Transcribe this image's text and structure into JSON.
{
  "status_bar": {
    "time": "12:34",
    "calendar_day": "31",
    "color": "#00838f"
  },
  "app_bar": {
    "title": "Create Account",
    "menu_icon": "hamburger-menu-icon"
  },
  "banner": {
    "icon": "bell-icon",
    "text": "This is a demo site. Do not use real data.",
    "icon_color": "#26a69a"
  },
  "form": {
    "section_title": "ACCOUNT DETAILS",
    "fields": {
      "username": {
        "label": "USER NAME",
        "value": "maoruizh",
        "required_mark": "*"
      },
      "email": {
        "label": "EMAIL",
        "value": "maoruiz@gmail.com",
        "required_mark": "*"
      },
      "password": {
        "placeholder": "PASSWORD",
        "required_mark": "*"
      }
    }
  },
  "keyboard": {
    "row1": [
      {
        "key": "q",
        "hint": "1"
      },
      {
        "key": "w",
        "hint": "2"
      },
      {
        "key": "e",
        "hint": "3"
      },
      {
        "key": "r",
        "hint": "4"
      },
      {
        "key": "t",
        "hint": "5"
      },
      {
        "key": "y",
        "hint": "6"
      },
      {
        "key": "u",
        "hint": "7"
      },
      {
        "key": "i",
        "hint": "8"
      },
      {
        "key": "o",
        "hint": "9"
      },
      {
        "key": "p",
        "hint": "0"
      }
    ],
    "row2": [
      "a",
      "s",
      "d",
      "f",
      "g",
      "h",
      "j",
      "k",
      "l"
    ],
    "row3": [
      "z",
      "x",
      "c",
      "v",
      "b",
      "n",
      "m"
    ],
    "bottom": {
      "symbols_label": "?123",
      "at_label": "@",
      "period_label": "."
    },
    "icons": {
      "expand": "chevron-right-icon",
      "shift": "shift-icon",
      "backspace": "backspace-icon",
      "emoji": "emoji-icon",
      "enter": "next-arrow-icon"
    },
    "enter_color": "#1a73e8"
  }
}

* _REQUIREMENTS_
Nothing in the data may differ; print all of it exactly as written.

* _WORKED SOLUTION_
Transcribe this image's text and structure into JSON.
{
  "status_bar": {
    "time": "12:34",
    "calendar_day": "31",
    "color": "#00838f"
  },
  "app_bar": {
    "title": "Create Account",
    "menu_icon": "hamburger-menu-icon"
  },
  "banner": {
    "icon": "bell-icon",
    "text": "This is a demo site. Do not use real data.",
    "icon_color": "#26a69a"
  },
  "form": {
    "section_title": "ACCOUNT DETAILS",
    "fields": {
      "username": {
        "label": "USER NAME",
        "value": "maoruizh",
        "required_mark": "*"
      },
      "email": {
        "label": "EMAIL",
        "value": "maoruiz@gmail.com",
        "required_mark": "*"
      },
      "password": {
        "placeholder": "PASSWORD",
        "required_mark": "*"
      }
    }
  },
  "keyboard": {
    "row1": [
      {
        "key": "q",
        "hint": "1"
      },
      {
        "key": "w",
        "hint": "2"
      },
      {
        "key": "e",
        "hint": "3"
      },
      {
        "key": "r",
        "hint": "4"
      },
      {
        "key": "t",
        "hint": "5"
      },
      {
        "key": "y",
        "hint": "6"
      },
      {
        "key": "u",
        "hint": "7"
      },
      {
        "key": "i",
        "hint": "8"
      },
      {
        "key": "o",
        "hint": "9"
      },
      {
        "key": "p",
        "hint": "0"
      }
    ],
    "row2": [
      "a",
      "s",
      "d",
      "f",
      "g",
      "h",
      "j",
      "k",
      "l"
    ],
    "row3": [
      "z",
      "x",
      "c",
      "v",
      "b",
      "n",
      "m"
    ],
    "bottom": {
      "symbols_label": "?123",
      "at_label": "@",
      "period_label": "."
    },
    "icons": {
      "expand": "chevron-right-icon",
      "shift": "shift-icon",
      "backspace": "backspace-icon",
      "emoji": "emoji-icon",
      "enter": "next-arrow-icon"
    },
    "enter_color": "#1a73e8"
  }
}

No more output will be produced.